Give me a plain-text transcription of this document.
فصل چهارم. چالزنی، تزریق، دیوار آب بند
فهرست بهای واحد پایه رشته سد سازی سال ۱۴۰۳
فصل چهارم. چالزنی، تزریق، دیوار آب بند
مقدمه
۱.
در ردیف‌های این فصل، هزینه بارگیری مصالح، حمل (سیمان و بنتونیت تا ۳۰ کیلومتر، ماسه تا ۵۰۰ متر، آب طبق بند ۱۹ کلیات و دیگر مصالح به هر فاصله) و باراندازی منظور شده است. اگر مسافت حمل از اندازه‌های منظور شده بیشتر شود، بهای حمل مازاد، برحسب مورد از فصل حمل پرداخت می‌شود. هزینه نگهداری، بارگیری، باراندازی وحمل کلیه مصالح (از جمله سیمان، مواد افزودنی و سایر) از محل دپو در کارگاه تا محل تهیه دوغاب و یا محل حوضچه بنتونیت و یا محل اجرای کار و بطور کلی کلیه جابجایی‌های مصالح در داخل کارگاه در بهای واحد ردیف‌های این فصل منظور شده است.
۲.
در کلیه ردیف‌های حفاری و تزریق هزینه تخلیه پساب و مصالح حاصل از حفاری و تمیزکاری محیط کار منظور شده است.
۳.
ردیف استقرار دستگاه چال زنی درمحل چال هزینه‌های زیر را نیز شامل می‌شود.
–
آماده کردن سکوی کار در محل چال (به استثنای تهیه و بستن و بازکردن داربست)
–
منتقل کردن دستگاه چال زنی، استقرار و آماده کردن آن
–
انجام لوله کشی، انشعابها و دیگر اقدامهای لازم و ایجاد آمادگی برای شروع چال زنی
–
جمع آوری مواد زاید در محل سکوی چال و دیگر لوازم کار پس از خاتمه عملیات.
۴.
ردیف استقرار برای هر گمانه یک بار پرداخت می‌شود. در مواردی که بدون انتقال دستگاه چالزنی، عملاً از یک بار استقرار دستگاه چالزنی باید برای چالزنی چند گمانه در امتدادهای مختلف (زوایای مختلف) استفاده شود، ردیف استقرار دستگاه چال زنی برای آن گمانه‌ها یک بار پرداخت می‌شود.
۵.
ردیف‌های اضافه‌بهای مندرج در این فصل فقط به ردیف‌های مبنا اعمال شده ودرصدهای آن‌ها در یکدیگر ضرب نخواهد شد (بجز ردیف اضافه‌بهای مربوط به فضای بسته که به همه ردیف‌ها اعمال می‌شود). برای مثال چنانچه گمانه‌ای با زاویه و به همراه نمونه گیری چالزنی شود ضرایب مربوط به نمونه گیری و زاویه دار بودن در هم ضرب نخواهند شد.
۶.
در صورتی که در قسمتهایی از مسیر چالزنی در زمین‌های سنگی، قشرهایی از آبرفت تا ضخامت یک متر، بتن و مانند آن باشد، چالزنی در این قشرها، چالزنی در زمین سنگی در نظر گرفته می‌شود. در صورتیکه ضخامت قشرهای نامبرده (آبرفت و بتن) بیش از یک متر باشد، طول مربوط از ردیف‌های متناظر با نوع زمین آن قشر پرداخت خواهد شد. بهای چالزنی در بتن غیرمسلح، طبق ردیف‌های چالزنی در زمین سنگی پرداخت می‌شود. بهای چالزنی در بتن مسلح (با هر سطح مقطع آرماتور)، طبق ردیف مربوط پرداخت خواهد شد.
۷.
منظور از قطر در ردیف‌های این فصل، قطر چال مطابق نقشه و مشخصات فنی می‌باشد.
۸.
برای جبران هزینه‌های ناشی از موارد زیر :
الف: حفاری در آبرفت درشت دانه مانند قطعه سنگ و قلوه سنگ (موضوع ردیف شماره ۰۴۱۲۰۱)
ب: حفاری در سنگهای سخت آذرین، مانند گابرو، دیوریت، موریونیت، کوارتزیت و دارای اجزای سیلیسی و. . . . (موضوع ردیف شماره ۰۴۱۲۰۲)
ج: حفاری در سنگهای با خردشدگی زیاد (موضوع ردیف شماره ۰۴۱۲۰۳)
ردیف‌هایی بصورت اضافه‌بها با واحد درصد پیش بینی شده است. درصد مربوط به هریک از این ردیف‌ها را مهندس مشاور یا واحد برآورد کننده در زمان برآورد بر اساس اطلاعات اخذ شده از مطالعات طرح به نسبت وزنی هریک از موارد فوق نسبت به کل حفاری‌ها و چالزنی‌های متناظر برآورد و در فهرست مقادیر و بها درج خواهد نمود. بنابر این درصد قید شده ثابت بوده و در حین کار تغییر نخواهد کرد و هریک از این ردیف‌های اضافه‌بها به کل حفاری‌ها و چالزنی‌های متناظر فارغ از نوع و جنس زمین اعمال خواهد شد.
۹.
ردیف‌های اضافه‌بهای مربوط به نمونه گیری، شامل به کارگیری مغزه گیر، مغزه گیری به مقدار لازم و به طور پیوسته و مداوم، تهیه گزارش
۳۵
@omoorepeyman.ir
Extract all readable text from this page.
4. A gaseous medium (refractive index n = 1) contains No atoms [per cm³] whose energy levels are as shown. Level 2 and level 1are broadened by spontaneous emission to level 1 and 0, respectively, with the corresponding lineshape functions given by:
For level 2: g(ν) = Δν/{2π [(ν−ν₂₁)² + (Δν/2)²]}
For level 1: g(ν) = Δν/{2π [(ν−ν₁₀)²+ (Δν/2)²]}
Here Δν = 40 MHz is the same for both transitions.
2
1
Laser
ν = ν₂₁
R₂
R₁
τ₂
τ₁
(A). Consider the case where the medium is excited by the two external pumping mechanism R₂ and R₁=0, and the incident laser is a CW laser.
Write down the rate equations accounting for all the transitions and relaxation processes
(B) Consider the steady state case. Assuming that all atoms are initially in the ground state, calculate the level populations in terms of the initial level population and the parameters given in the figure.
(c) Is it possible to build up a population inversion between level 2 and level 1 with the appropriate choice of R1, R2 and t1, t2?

——————

■ **Exercise**
Each line must be given again exactly as written above.

■ **Final result**
Give me a plain-text transcription of this document.
فصل چهارم. چالزنی، تزریق، دیوار آب بند
فهرست بهای واحد پایه رشته سد سازی سال ۱۴۰۳
فصل چهارم. چالزنی، تزریق، دیوار آب بند
مقدمه
۱.
در ردیف‌های این فصل، هزینه بارگیری مصالح، حمل (سیمان و بنتونیت تا ۳۰ کیلومتر، ماسه تا ۵۰۰ متر، آب طبق بند ۱۹ کلیات و دیگر مصالح به هر فاصله) و باراندازی منظور شده است. اگر مسافت حمل از اندازه‌های منظور شده بیشتر شود، بهای حمل مازاد، برحسب مورد از فصل حمل پرداخت می‌شود. هزینه نگهداری، بارگیری، باراندازی وحمل کلیه مصالح (از جمله سیمان، مواد افزودنی و سایر) از محل دپو در کارگاه تا محل تهیه دوغاب و یا محل حوضچه بنتونیت و یا محل اجرای کار و بطور کلی کلیه جابجایی‌های مصالح در داخل کارگاه در بهای واحد ردیف‌های این فصل منظور شده است.
۲.
در کلیه ردیف‌های حفاری و تزریق هزینه تخلیه پساب و مصالح حاصل از حفاری و تمیزکاری محیط کار منظور شده است.
۳.
ردیف استقرار دستگاه چال زنی درمحل چال هزینه‌های زیر را نیز شامل می‌شود.
–
آماده کردن سکوی کار در محل چال (به استثنای تهیه و بستن و بازکردن داربست)
–
منتقل کردن دستگاه چال زنی، استقرار و آماده کردن آن
–
انجام لوله کشی، انشعابها و دیگر اقدامهای لازم و ایجاد آمادگی برای شروع چال زنی
–
جمع آوری مواد زاید در محل سکوی چال و دیگر لوازم کار پس از خاتمه عملیات.
۴.
ردیف استقرار برای هر گمانه یک بار پرداخت می‌شود. در مواردی که بدون انتقال دستگاه چالزنی، عملاً از یک بار استقرار دستگاه چالزنی باید برای چالزنی چند گمانه در امتدادهای مختلف (زوایای مختلف) استفاده شود، ردیف استقرار دستگاه چال زنی برای آن گمانه‌ها یک بار پرداخت می‌شود.
۵.
ردیف‌های اضافه‌بهای مندرج در این فصل فقط به ردیف‌های مبنا اعمال شده ودرصدهای آن‌ها در یکدیگر ضرب نخواهد شد (بجز ردیف اضافه‌بهای مربوط به فضای بسته که به همه ردیف‌ها اعمال می‌شود). برای مثال چنانچه گمانه‌ای با زاویه و به همراه نمونه گیری چالزنی شود ضرایب مربوط به نمونه گیری و زاویه دار بودن در هم ضرب نخواهند شد.
۶.
در صورتی که در قسمتهایی از مسیر چالزنی در زمین‌های سنگی، قشرهایی از آبرفت تا ضخامت یک متر، بتن و مانند آن باشد، چالزنی در این قشرها، چالزنی در زمین سنگی در نظر گرفته می‌شود. در صورتیکه ضخامت قشرهای نامبرده (آبرفت و بتن) بیش از یک متر باشد، طول مربوط از ردیف‌های متناظر با نوع زمین آن قشر پرداخت خواهد شد. بهای چالزنی در بتن غیرمسلح، طبق ردیف‌های چالزنی در زمین سنگی پرداخت می‌شود. بهای چالزنی در بتن مسلح (با هر سطح مقطع آرماتور)، طبق ردیف مربوط پرداخت خواهد شد.
۷.
منظور از قطر در ردیف‌های این فصل، قطر چال مطابق نقشه و مشخصات فنی می‌باشد.
۸.
برای جبران هزینه‌های ناشی از موارد زیر :
الف: حفاری در آبرفت درشت دانه مانند قطعه سنگ و قلوه سنگ (موضوع ردیف شماره ۰۴۱۲۰۱)
ب: حفاری در سنگهای سخت آذرین، مانند گابرو، دیوریت، موریونیت، کوارتزیت و دارای اجزای سیلیسی و. . . . (موضوع ردیف شماره ۰۴۱۲۰۲)
ج: حفاری در سنگهای با خردشدگی زیاد (موضوع ردیف شماره ۰۴۱۲۰۳)
ردیف‌هایی بصورت اضافه‌بها با واحد درصد پیش بینی شده است. درصد مربوط به هریک از این ردیف‌ها را مهندس مشاور یا واحد برآورد کننده در زمان برآورد بر اساس اطلاعات اخذ شده از مطالعات طرح به نسبت وزنی هریک از موارد فوق نسبت به کل حفاری‌ها و چالزنی‌های متناظر برآورد و در فهرست مقادیر و بها درج خواهد نمود. بنابر این درصد قید شده ثابت بوده و در حین کار تغییر نخواهد کرد و هریک از این ردیف‌های اضافه‌بها به کل حفاری‌ها و چالزنی‌های متناظر فارغ از نوع و جنس زمین اعمال خواهد شد.
۹.
ردیف‌های اضافه‌بهای مربوط به نمونه گیری، شامل به کارگیری مغزه گیر، مغزه گیری به مقدار لازم و به طور پیوسته و مداوم، تهیه گزارش
۳۵
@omoorepeyman.ir
Extract all readable text from this page.
4. A gaseous medium (refractive index n = 1) contains No atoms [per cm³] whose energy levels are as shown. Level 2 and level 1are broadened by spontaneous emission to level 1 and 0, respectively, with the corresponding lineshape functions given by:
For level 2: g(ν) = Δν/{2π [(ν−ν₂₁)² + (Δν/2)²]}
For level 1: g(ν) = Δν/{2π [(ν−ν₁₀)²+ (Δν/2)²]}
Here Δν = 40 MHz is the same for both transitions.
2
1
Laser
ν = ν₂₁
R₂
R₁
τ₂
τ₁
(A). Consider the case where the medium is excited by the two external pumping mechanism R₂ and R₁=0, and the incident laser is a CW laser.
Write down the rate equations accounting for all the transitions and relaxation processes
(B) Consider the steady state case. Assuming that all atoms are initially in the ground state, calculate the level populations in terms of the initial level population and the parameters given in the figure.
(c) Is it possible to build up a population inversion between level 2 and level 1 with the appropriate choice of R1, R2 and t1, t2?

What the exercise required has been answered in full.